- [Passage]:
[Begin]
However, besides these policy initiatives there are also structural changes needed to facilitate increased activity. The most urgent of these changes is the revamping of the Town and Country approval process, which takes way too long and is definitely bottlenecking the whole construction system.
I know several contractors who have been waiting for more than two and a half years either for Town and Country staff to come to work, return from holiday or run around to all the various ministerial departments etc.
I am recommending a one-stop-shop be set up comprised of all relevant government departments e.g. T&TEC, WASA, T&C, etc. This facility will have to ensure that the median turnaround time on these applications is six months! That's all we—the voting public—are prepared to tolerate.With this change we could easily see a 20 per cent increase in construction activity.
A much more fundamental area needs to be tapped into and this is the low-income housing market. This group of people constitute the largest under-served housing sector.
A two-pronged approach is required to achieve this goal:
The first thing is that these families (129,000) be interviewed by the relevant bank managers in their areas. The bank managers would then be able to "pre-qualify" these customers according to the various price ranges they can afford.
[End]
- [Aim]: Carry on the commentary about construction and low-income housing, starting after its last sentence. You won't need the rows.

- [Element location data]:
[Begin]
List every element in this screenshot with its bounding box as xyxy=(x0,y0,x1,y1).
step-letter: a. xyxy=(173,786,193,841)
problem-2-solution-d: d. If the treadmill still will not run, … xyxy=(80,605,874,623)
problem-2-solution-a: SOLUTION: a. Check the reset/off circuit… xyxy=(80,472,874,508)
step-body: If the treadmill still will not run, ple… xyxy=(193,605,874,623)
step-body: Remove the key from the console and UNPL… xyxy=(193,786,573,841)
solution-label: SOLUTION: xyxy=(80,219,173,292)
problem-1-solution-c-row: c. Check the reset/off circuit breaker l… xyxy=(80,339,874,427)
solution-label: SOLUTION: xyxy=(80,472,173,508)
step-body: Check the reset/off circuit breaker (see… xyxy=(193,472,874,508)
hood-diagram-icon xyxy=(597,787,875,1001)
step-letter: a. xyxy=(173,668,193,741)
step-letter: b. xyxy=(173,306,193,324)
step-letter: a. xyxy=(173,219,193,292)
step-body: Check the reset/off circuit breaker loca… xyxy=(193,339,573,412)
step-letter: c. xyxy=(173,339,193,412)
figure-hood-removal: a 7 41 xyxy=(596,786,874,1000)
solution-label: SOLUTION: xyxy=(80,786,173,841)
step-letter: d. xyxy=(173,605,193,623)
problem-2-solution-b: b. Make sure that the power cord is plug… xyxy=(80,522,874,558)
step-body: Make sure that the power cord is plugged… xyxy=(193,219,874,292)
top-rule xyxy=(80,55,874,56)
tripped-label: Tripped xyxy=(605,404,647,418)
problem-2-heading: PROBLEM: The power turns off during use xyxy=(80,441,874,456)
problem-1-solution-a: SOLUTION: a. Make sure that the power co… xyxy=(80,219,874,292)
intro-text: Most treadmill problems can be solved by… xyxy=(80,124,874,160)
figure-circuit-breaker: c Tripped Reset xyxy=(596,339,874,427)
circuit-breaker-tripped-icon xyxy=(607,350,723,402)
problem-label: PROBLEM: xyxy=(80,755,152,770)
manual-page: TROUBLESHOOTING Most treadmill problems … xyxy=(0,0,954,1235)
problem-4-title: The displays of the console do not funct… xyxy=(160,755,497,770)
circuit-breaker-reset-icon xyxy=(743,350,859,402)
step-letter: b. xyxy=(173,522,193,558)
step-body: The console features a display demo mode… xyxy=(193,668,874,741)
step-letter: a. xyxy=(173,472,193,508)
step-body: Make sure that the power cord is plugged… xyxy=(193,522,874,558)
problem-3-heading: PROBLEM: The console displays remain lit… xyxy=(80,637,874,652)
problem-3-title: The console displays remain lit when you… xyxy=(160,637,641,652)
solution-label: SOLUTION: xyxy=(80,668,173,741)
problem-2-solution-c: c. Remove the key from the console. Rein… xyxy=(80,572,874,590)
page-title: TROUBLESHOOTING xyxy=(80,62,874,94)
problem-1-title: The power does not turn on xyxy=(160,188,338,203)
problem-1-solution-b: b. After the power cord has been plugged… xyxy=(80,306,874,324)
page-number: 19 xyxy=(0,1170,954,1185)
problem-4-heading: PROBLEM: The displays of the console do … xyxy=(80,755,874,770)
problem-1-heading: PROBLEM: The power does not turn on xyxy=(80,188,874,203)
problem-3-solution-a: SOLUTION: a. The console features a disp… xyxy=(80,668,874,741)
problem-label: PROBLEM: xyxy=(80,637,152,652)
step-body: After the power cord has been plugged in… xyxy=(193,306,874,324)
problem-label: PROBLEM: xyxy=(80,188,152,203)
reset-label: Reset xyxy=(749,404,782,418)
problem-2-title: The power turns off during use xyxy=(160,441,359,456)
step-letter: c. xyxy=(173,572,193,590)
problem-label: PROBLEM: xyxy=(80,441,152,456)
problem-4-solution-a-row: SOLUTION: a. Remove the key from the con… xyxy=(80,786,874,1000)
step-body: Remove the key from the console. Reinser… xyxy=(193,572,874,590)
[End]
- [Written reply]:
The second thing is with this database of "pre-qualified" customers, the Government could now tell the private sector that if they get the funding to build out these houses–only within the required price ranges–then they (the Government) will give them a guarantee of purchase for all these houses. Obviously "due diligence" has to be done regarding the credibility of these construction companies in terms of their track records, and ability to get the financing. Additionally professional quantity surveying companies will have to sign off before payments are made for the various stages, to ensure accountability.
Why the the Government guarantee? The real reason that low-cost homes are not done by conventional construction companies is because they can't make a profit. The margins are too tight and the rapacious banks' charges are too high….you don't make money.
With a Government guarantee however, you are not limited to dealing with these oligarchic banks in T&T. You can now source external funding from as low as 2 per cent. This drives down your cost of financing and would then allow conventional construction companies to make money by supplying these houses.
Focusing on these low-cost houses by providing these guarantees will satisfy a huge pent-up demand for an important part of our market and will be a big catalyst in stimulating construction activity.